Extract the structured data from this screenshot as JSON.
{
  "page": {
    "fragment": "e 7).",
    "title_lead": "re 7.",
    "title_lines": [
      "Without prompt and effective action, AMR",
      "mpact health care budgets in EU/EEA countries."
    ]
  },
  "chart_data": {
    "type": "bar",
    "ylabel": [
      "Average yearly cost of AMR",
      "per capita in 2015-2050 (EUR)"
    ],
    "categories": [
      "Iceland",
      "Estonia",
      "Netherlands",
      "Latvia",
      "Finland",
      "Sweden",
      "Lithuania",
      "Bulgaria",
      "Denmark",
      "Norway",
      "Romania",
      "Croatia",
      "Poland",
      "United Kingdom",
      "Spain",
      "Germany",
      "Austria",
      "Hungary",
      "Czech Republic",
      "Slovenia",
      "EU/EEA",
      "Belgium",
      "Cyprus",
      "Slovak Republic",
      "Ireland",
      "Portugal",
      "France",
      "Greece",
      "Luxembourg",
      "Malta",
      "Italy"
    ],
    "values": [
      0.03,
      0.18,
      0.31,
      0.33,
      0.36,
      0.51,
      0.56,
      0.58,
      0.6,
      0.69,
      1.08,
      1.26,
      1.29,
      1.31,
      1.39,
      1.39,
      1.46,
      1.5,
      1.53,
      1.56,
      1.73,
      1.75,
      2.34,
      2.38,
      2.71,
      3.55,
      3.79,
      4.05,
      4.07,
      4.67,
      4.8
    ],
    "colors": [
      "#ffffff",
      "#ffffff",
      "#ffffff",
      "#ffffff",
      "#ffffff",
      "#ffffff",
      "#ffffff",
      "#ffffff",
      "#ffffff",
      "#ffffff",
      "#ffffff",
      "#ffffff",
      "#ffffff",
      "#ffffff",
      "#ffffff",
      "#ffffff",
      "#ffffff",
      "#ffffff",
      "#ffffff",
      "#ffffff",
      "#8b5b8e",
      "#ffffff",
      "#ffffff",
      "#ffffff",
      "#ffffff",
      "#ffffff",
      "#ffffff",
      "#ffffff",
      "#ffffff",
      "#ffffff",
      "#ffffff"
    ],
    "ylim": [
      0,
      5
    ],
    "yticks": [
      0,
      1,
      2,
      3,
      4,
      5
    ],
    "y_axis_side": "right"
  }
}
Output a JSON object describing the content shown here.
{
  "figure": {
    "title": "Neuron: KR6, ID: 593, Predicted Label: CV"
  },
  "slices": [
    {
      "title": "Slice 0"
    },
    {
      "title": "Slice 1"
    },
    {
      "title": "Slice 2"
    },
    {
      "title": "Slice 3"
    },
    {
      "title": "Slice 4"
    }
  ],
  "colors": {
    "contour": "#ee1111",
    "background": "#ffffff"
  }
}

____________

Extract each entry in full and write it down exactly.

◆ Complete output
Extract the structured data from this screenshot as JSON.
{
  "page": {
    "fragment": "e 7).",
    "title_lead": "re 7.",
    "title_lines": [
      "Without prompt and effective action, AMR",
      "mpact health care budgets in EU/EEA countries."
    ]
  },
  "chart_data": {
    "type": "bar",
    "ylabel": [
      "Average yearly cost of AMR",
      "per capita in 2015-2050 (EUR)"
    ],
    "categories": [
      "Iceland",
      "Estonia",
      "Netherlands",
      "Latvia",
      "Finland",
      "Sweden",
      "Lithuania",
      "Bulgaria",
      "Denmark",
      "Norway",
      "Romania",
      "Croatia",
      "Poland",
      "United Kingdom",
      "Spain",
      "Germany",
      "Austria",
      "Hungary",
      "Czech Republic",
      "Slovenia",
      "EU/EEA",
      "Belgium",
      "Cyprus",
      "Slovak Republic",
      "Ireland",
      "Portugal",
      "France",
      "Greece",
      "Luxembourg",
      "Malta",
      "Italy"
    ],
    "values": [
      0.03,
      0.18,
      0.31,
      0.33,
      0.36,
      0.51,
      0.56,
      0.58,
      0.6,
      0.69,
      1.08,
      1.26,
      1.29,
      1.31,
      1.39,
      1.39,
      1.46,
      1.5,
      1.53,
      1.56,
      1.73,
      1.75,
      2.34,
      2.38,
      2.71,
      3.55,
      3.79,
      4.05,
      4.07,
      4.67,
      4.8
    ],
    "colors": [
      "#ffffff",
      "#ffffff",
      "#ffffff",
      "#ffffff",
      "#ffffff",
      "#ffffff",
      "#ffffff",
      "#ffffff",
      "#ffffff",
      "#ffffff",
      "#ffffff",
      "#ffffff",
      "#ffffff",
      "#ffffff",
      "#ffffff",
      "#ffffff",
      "#ffffff",
      "#ffffff",
      "#ffffff",
      "#ffffff",
      "#8b5b8e",
      "#ffffff",
      "#ffffff",
      "#ffffff",
      "#ffffff",
      "#ffffff",
      "#ffffff",
      "#ffffff",
      "#ffffff",
      "#ffffff",
      "#ffffff"
    ],
    "ylim": [
      0,
      5
    ],
    "yticks": [
      0,
      1,
      2,
      3,
      4,
      5
    ],
    "y_axis_side": "right"
  }
}
Output a JSON object describing the content shown here.
{
  "figure": {
    "title": "Neuron: KR6, ID: 593, Predicted Label: CV"
  },
  "slices": [
    {
      "title": "Slice 0"
    },
    {
      "title": "Slice 1"
    },
    {
      "title": "Slice 2"
    },
    {
      "title": "Slice 3"
    },
    {
      "title": "Slice 4"
    }
  ],
  "colors": {
    "contour": "#ee1111",
    "background": "#ffffff"
  }
}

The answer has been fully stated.